Task prompt
Reproduce the data from the start down to the line containing "y-tick-label: -1000 [428,730,464,746]", renaming "series-line" to "plot-line" and leaving everything else unchanged.
### Records supplied
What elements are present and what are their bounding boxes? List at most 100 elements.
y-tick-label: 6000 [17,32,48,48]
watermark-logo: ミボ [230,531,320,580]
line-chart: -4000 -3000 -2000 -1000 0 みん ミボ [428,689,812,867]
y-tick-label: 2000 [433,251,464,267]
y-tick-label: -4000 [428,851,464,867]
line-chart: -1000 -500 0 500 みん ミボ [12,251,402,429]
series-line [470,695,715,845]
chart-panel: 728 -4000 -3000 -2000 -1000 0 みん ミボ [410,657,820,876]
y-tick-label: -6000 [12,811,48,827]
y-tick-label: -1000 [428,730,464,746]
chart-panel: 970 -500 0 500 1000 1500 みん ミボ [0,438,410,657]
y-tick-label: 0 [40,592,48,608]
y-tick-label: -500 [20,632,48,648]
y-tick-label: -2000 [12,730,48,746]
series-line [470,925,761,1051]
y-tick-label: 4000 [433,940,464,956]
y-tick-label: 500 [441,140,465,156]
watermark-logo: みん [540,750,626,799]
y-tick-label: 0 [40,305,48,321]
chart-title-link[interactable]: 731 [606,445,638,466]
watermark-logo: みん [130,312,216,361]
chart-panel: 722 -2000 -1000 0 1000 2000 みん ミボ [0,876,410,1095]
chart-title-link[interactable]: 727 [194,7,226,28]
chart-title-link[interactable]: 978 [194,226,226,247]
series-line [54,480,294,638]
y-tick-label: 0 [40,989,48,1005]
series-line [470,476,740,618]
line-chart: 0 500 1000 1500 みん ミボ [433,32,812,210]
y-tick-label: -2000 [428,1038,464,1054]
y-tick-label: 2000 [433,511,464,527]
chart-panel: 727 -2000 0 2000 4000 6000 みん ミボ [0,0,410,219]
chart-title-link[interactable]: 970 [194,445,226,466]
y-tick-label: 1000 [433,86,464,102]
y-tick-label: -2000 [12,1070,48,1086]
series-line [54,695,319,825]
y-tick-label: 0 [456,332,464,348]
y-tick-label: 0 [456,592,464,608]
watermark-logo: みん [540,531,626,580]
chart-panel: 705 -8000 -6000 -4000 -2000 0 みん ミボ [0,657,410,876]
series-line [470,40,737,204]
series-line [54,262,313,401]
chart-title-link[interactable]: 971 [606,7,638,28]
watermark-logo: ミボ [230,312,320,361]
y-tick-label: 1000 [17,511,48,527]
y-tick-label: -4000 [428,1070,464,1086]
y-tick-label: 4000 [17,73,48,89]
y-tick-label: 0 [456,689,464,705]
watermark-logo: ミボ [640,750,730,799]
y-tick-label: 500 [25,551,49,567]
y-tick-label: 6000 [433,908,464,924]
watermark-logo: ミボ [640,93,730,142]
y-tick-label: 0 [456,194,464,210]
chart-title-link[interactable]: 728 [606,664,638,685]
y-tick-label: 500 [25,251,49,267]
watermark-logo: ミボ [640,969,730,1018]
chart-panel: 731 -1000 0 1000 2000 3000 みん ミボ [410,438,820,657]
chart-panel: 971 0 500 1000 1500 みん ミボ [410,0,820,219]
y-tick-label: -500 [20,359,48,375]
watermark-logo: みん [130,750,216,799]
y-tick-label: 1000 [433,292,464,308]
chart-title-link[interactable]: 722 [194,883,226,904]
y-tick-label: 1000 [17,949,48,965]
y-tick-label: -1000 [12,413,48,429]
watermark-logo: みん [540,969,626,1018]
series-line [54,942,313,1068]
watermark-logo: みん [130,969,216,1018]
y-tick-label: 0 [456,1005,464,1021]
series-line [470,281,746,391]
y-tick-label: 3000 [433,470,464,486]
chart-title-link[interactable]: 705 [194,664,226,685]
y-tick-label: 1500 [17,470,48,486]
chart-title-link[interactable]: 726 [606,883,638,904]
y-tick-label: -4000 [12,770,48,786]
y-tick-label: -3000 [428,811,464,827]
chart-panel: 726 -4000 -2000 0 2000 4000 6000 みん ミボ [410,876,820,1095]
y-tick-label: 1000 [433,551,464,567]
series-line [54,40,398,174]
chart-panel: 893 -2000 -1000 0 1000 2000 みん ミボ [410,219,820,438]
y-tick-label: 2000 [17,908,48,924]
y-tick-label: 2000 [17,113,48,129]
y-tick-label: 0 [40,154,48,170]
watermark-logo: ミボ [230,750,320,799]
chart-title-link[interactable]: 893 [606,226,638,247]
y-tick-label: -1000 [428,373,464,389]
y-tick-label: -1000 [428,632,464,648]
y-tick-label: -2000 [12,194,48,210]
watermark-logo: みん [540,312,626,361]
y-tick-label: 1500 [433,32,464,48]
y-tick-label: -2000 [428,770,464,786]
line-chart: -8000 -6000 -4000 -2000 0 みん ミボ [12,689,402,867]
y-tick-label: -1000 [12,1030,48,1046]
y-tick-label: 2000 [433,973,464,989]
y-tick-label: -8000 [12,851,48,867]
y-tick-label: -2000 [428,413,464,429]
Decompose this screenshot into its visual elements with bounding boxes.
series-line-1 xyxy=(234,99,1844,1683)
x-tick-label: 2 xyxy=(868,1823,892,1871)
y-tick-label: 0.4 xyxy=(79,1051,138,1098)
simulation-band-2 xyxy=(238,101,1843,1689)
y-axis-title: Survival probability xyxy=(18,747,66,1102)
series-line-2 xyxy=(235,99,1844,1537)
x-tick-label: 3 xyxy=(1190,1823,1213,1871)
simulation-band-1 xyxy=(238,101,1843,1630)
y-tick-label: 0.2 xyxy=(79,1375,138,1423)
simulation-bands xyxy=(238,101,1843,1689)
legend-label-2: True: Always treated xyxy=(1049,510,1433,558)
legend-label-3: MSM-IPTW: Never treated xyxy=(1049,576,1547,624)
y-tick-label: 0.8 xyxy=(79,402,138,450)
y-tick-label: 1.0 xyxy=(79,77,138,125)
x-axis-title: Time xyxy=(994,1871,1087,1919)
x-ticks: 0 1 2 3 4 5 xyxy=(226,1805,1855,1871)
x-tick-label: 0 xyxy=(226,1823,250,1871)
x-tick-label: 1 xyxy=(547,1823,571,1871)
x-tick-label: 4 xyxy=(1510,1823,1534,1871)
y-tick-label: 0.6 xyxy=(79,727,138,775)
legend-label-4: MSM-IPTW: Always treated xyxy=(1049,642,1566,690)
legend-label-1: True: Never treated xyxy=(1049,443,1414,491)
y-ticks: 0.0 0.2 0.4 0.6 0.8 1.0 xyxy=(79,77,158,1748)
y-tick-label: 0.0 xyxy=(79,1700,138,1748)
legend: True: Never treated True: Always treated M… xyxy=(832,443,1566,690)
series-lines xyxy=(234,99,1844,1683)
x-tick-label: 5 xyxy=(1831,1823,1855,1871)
######
Solved problem
What elements are present and what are their bounding boxes? List at most 100 elements.
y-tick-label: 6000 [17,32,48,48]
watermark-logo: ミボ [230,531,320,580]
line-chart: -4000 -3000 -2000 -1000 0 みん ミボ [428,689,812,867]
y-tick-label: 2000 [433,251,464,267]
y-tick-label: -4000 [428,851,464,867]
line-chart: -1000 -500 0 500 みん ミボ [12,251,402,429]
plot-line [470,695,715,845]
chart-panel: 728 -4000 -3000 -2000 -1000 0 みん ミボ [410,657,820,876]
y-tick-label: -6000 [12,811,48,827]
y-tick-label: -1000 [428,730,464,746]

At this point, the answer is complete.